***** EXERCISE MATERIALS
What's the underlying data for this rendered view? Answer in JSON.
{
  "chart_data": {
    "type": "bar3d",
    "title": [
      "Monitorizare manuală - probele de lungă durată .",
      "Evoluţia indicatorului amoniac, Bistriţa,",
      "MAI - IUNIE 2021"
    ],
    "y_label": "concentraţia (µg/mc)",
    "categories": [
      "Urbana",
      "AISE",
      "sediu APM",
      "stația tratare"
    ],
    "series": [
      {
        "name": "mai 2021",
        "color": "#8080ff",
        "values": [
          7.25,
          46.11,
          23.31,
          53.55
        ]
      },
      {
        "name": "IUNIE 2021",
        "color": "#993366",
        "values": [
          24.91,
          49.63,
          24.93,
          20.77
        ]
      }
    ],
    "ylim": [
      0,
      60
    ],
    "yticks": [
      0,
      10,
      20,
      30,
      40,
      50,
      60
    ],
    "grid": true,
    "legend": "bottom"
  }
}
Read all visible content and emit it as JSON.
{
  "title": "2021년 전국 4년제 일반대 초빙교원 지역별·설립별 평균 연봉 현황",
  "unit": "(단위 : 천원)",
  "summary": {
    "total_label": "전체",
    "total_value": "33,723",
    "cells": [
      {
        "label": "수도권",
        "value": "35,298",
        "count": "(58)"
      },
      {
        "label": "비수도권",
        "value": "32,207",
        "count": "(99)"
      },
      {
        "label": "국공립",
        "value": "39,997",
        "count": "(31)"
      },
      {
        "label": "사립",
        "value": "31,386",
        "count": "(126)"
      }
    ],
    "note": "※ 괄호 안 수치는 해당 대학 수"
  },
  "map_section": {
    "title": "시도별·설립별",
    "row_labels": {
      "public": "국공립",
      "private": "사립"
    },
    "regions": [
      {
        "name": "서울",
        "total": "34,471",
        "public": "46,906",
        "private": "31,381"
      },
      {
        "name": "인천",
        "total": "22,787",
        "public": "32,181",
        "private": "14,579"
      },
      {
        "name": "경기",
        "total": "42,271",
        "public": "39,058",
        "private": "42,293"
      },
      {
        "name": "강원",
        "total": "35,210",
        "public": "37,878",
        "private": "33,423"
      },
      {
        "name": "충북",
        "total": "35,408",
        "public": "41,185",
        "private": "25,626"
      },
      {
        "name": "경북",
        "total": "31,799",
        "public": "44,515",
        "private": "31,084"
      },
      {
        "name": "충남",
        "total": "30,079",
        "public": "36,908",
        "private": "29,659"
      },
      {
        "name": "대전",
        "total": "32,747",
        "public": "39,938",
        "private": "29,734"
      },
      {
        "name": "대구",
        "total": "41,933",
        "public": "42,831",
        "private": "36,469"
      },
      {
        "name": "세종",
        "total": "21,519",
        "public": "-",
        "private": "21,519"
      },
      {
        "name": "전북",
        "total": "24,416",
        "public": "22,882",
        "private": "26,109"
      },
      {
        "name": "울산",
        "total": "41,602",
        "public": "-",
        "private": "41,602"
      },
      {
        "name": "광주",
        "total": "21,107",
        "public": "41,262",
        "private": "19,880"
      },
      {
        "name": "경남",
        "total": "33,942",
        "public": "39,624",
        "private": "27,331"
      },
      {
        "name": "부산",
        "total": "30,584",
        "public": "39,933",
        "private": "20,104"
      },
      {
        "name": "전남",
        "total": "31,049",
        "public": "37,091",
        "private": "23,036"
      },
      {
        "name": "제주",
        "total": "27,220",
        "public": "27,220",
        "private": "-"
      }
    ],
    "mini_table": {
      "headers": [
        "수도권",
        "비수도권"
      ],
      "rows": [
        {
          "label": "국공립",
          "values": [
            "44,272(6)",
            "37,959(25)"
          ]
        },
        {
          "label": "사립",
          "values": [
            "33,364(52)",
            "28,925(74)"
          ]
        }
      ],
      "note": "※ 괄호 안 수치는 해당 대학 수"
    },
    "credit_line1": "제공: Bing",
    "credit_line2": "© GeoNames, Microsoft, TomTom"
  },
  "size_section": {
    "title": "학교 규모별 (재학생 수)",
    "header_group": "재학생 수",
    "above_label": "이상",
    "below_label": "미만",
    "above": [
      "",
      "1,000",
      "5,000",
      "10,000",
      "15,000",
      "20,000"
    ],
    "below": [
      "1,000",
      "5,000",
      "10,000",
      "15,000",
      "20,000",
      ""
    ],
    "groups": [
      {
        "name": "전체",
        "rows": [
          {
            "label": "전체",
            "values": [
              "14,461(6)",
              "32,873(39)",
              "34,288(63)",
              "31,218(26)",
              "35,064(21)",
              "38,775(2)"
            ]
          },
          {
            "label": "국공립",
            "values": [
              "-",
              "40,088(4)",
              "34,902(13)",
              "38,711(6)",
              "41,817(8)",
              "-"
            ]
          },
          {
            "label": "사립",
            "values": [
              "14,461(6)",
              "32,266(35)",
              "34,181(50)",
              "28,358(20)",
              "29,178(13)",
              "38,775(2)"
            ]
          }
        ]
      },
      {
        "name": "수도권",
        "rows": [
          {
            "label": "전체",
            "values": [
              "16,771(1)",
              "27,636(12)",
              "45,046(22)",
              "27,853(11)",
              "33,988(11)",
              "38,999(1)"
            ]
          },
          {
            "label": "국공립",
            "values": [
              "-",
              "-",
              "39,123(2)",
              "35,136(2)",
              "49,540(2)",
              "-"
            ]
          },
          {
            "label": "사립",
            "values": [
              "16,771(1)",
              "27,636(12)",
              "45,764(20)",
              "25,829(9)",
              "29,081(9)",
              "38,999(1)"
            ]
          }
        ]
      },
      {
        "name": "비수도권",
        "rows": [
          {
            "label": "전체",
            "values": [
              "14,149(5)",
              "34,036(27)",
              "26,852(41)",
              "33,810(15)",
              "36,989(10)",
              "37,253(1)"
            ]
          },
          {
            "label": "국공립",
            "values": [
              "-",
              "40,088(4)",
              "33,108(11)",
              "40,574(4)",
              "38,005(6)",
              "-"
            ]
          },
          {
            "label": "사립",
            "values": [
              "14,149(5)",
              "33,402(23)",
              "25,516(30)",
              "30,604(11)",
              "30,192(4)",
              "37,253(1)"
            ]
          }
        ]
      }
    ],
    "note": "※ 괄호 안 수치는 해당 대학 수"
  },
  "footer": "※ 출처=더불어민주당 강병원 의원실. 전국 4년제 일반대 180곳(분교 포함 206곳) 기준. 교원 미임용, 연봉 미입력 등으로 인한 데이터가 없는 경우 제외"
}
**********
GIVEN EXERCISE =>
Quote the data in full, keeping each word unchanged.

ANSWER TO THE TASK =>
What's the underlying data for this rendered view? Answer in JSON.
{
  "chart_data": {
    "type": "bar3d",
    "title": [
      "Monitorizare manuală - probele de lungă durată .",
      "Evoluţia indicatorului amoniac, Bistriţa,",
      "MAI - IUNIE 2021"
    ],
    "y_label": "concentraţia (µg/mc)",
    "categories": [
      "Urbana",
      "AISE",
      "sediu APM",
      "stația tratare"
    ],
    "series": [
      {
        "name": "mai 2021",
        "color": "#8080ff",
        "values": [
          7.25,
          46.11,
          23.31,
          53.55
        ]
      },
      {
        "name": "IUNIE 2021",
        "color": "#993366",
        "values": [
          24.91,
          49.63,
          24.93,
          20.77
        ]
      }
    ],
    "ylim": [
      0,
      60
    ],
    "yticks": [
      0,
      10,
      20,
      30,
      40,
      50,
      60
    ],
    "grid": true,
    "legend": "bottom"
  }
}
Read all visible content and emit it as JSON.
{
  "title": "2021년 전국 4년제 일반대 초빙교원 지역별·설립별 평균 연봉 현황",
  "unit": "(단위 : 천원)",
  "summary": {
    "total_label": "전체",
    "total_value": "33,723",
    "cells": [
      {
        "label": "수도권",
        "value": "35,298",
        "count": "(58)"
      },
      {
        "label": "비수도권",
        "value": "32,207",
        "count": "(99)"
      },
      {
        "label": "국공립",
        "value": "39,997",
        "count": "(31)"
      },
      {
        "label": "사립",
        "value": "31,386",
        "count": "(126)"
      }
    ],
    "note": "※ 괄호 안 수치는 해당 대학 수"
  },
  "map_section": {
    "title": "시도별·설립별",
    "row_labels": {
      "public": "국공립",
      "private": "사립"
    },
    "regions": [
      {
        "name": "서울",
        "total": "34,471",
        "public": "46,906",
        "private": "31,381"
      },
      {
        "name": "인천",
        "total": "22,787",
        "public": "32,181",
        "private": "14,579"
      },
      {
        "name": "경기",
        "total": "42,271",
        "public": "39,058",
        "private": "42,293"
      },
      {
        "name": "강원",
        "total": "35,210",
        "public": "37,878",
        "private": "33,423"
      },
      {
        "name": "충북",
        "total": "35,408",
        "public": "41,185",
        "private": "25,626"
      },
      {
        "name": "경북",
        "total": "31,799",
        "public": "44,515",
        "private": "31,084"
      },
      {
        "name": "충남",
        "total": "30,079",
        "public": "36,908",
        "private": "29,659"
      },
      {
        "name": "대전",
        "total": "32,747",
        "public": "39,938",
        "private": "29,734"
      },
      {
        "name": "대구",
        "total": "41,933",
        "public": "42,831",
        "private": "36,469"
      },
      {
        "name": "세종",
        "total": "21,519",
        "public": "-",
        "private": "21,519"
      },
      {
        "name": "전북",
        "total": "24,416",
        "public": "22,882",
        "private": "26,109"
      },
      {
        "name": "울산",
        "total": "41,602",
        "public": "-",
        "private": "41,602"
      },
      {
        "name": "광주",
        "total": "21,107",
        "public": "41,262",
        "private": "19,880"
      },
      {
        "name": "경남",
        "total": "33,942",
        "public": "39,624",
        "private": "27,331"
      },
      {
        "name": "부산",
        "total": "30,584",
        "public": "39,933",
        "private": "20,104"
      },
      {
        "name": "전남",
        "total": "31,049",
        "public": "37,091",
        "private": "23,036"
      },
      {
        "name": "제주",
        "total": "27,220",
        "public": "27,220",
        "private": "-"
      }
    ],
    "mini_table": {
      "headers": [
        "수도권",
        "비수도권"
      ],
      "rows": [
        {
          "label": "국공립",
          "values": [
            "44,272(6)",
            "37,959(25)"
          ]
        },
        {
          "label": "사립",
          "values": [
            "33,364(52)",
            "28,925(74)"
          ]
        }
      ],
      "note": "※ 괄호 안 수치는 해당 대학 수"
    },
    "credit_line1": "제공: Bing",
    "credit_line2": "© GeoNames, Microsoft, TomTom"
  },
  "size_section": {
    "title": "학교 규모별 (재학생 수)",
    "header_group": "재학생 수",
    "above_label": "이상",
    "below_label": "미만",
    "above": [
      "",
      "1,000",
      "5,000",
      "10,000",
      "15,000",
      "20,000"
    ],
    "below": [
      "1,000",
      "5,000",
      "10,000",
      "15,000",
      "20,000",
      ""
    ],
    "groups": [
      {
        "name": "전체",
        "rows": [
          {
            "label": "전체",
            "values": [
              "14,461(6)",
              "32,873(39)",
              "34,288(63)",
              "31,218(26)",
              "35,064(21)",
              "38,775(2)"
            ]
          },
          {
            "label": "국공립",
            "values": [
              "-",
              "40,088(4)",
              "34,902(13)",
              "38,711(6)",
              "41,817(8)",
              "-"
            ]
          },
          {
            "label": "사립",
            "values": [
              "14,461(6)",
              "32,266(35)",
              "34,181(50)",
              "28,358(20)",
              "29,178(13)",
              "38,775(2)"
            ]
          }
        ]
      },
      {
        "name": "수도권",
        "rows": [
          {
            "label": "전체",
            "values": [
              "16,771(1)",
              "27,636(12)",
              "45,046(22)",
              "27,853(11)",
              "33,988(11)",
              "38,999(1)"
            ]
          },
          {
            "label": "국공립",
            "values": [
              "-",
              "-",
              "39,123(2)",
              "35,136(2)",
              "49,540(2)",
              "-"
            ]
          },
          {
            "label": "사립",
            "values": [
              "16,771(1)",
              "27,636(12)",
              "45,764(20)",
              "25,829(9)",
              "29,081(9)",
              "38,999(1)"
            ]
          }
        ]
      },
      {
        "name": "비수도권",
        "rows": [
          {
            "label": "전체",
            "values": [
              "14,149(5)",
              "34,036(27)",
              "26,852(41)",
              "33,810(15)",
              "36,989(10)",
              "37,253(1)"
            ]
          },
          {
            "label": "국공립",
            "values": [
              "-",
              "40,088(4)",
              "33,108(11)",
              "40,574(4)",
              "38,005(6)",
              "-"
            ]
          },
          {
            "label": "사립",
            "values": [
              "14,149(5)",
              "33,402(23)",
              "25,516(30)",
              "30,604(11)",
              "30,192(4)",
              "37,253(1)"
            ]
          }
        ]
      }
    ],
    "note": "※ 괄호 안 수치는 해당 대학 수"
  },
  "footer": "※ 출처=더불어민주당 강병원 의원실. 전국 4년제 일반대 180곳(분교 포함 206곳) 기준. 교원 미임용, 연봉 미입력 등으로 인한 데이터가 없는 경우 제외"
}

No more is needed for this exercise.